Task instructions -
Extract each line from the entries below that has the string "giusnaturalismo" in it.
** BEGIN Records **
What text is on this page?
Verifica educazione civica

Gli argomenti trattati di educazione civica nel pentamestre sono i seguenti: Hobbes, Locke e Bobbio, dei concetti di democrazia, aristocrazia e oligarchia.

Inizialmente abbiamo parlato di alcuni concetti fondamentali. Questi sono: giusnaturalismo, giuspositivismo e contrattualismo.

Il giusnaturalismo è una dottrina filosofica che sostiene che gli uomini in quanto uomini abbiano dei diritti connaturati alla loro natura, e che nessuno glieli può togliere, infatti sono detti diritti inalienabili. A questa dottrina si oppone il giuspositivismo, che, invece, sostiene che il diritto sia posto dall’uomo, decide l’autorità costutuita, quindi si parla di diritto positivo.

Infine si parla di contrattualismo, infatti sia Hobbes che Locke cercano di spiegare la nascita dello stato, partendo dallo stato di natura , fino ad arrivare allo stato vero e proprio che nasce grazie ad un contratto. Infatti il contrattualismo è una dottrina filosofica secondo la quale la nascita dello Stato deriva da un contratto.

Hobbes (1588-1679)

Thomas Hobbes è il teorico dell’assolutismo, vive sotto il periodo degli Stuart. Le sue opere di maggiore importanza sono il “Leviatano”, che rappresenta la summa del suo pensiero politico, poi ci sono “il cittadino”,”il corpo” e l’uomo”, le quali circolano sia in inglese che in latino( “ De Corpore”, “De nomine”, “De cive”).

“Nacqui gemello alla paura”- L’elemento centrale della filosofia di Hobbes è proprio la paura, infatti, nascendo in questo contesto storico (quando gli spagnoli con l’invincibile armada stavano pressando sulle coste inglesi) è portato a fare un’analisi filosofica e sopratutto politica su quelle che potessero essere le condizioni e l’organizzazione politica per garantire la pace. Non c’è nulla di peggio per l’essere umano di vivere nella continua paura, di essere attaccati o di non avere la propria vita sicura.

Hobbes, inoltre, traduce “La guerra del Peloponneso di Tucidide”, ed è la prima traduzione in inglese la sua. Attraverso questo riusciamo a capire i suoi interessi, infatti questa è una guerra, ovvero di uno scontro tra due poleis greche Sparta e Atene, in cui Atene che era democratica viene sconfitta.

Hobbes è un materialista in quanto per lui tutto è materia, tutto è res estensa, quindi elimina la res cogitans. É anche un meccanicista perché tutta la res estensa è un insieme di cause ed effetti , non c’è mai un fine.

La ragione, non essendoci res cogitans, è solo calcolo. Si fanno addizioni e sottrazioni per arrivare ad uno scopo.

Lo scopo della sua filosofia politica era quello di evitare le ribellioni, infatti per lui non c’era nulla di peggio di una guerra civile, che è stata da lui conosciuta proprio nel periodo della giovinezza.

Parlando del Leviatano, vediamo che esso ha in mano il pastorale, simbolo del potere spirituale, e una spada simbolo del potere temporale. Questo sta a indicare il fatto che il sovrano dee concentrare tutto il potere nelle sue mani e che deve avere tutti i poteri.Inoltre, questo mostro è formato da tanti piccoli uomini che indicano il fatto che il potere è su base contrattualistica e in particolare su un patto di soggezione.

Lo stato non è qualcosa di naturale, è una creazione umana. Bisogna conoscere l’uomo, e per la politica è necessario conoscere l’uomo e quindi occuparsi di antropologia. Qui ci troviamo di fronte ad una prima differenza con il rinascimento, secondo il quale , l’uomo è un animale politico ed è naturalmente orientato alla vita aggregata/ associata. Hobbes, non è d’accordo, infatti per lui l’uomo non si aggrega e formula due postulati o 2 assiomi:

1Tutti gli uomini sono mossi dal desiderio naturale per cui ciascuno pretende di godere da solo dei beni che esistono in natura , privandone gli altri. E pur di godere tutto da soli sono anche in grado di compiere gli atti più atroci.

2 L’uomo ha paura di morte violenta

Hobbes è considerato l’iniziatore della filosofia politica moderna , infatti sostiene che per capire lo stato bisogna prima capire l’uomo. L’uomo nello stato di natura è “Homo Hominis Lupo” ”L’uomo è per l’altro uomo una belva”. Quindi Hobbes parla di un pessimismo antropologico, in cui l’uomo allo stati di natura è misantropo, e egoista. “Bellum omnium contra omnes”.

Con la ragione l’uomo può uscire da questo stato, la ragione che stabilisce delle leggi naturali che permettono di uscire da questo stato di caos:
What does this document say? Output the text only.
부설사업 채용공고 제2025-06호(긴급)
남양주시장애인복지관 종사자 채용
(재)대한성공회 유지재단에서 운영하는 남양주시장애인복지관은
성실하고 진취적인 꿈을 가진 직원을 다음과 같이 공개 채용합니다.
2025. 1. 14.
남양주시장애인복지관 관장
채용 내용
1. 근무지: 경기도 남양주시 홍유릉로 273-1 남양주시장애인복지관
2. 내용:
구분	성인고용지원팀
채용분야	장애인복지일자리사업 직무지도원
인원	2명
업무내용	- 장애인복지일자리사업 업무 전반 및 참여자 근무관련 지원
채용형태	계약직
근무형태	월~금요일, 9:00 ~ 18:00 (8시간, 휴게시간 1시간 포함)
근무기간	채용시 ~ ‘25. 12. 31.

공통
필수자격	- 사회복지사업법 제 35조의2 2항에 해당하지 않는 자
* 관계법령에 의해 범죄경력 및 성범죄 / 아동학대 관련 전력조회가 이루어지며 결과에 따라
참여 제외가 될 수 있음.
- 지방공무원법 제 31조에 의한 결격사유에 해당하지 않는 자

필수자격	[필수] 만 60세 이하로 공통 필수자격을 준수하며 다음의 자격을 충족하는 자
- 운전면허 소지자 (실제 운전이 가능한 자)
** END Records **
Written response -
Inizialmente abbiamo parlato di alcuni concetti fondamentali. Questi sono: giusnaturalismo, giuspositivismo e contrattualismo.
Il giusnaturalismo è una dottrina filosofica che sostiene che gli uomini in quanto uomini abbiano dei diritti connaturati alla loro natura, e che nessuno glieli può togliere, infatti sono detti diritti inalienabili. A questa dottrina si oppone il giuspositivismo, che, invece, sostiene che il diritto sia posto dall’uomo, decide l’autorità costutuita, quindi si parla di diritto positivo.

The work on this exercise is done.